To do -
Repeat the listing in full, exactly as it stands.

Stored items from a collection -
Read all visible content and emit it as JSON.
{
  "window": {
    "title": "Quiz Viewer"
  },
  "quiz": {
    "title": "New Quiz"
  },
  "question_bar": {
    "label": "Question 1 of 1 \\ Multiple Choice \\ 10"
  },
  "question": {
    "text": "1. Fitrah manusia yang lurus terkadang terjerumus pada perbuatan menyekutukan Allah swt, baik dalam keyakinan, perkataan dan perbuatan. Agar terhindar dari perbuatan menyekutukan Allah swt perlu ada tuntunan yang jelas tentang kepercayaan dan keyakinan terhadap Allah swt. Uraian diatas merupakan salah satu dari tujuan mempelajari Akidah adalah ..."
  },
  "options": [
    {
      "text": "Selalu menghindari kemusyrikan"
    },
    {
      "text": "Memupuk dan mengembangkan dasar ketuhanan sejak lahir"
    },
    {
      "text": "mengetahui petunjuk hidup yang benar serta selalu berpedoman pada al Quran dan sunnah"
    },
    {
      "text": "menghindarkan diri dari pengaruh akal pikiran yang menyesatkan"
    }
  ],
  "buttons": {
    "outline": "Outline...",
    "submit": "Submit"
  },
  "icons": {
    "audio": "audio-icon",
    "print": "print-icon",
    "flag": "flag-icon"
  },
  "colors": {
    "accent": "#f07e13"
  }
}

Answer for this exercise -
Read all visible content and emit it as JSON.
{
  "window": {
    "title": "Quiz Viewer"
  },
  "quiz": {
    "title": "New Quiz"
  },
  "question_bar": {
    "label": "Question 1 of 1 \\ Multiple Choice \\ 10"
  },
  "question": {
    "text": "1. Fitrah manusia yang lurus terkadang terjerumus pada perbuatan menyekutukan Allah swt, baik dalam keyakinan, perkataan dan perbuatan. Agar terhindar dari perbuatan menyekutukan Allah swt perlu ada tuntunan yang jelas tentang kepercayaan dan keyakinan terhadap Allah swt. Uraian diatas merupakan salah satu dari tujuan mempelajari Akidah adalah ..."
  },
  "options": [
    {
      "text": "Selalu menghindari kemusyrikan"
    },
    {
      "text": "Memupuk dan mengembangkan dasar ketuhanan sejak lahir"
    },
    {
      "text": "mengetahui petunjuk hidup yang benar serta selalu berpedoman pada al Quran dan sunnah"
    },
    {
      "text": "menghindarkan diri dari pengaruh akal pikiran yang menyesatkan"
    }
  ],
  "buttons": {
    "outline": "Outline...",
    "submit": "Submit"
  },
  "icons": {
    "audio": "audio-icon",
    "print": "print-icon",
    "flag": "flag-icon"
  },
  "colors": {
    "accent": "#f07e13"
  }
}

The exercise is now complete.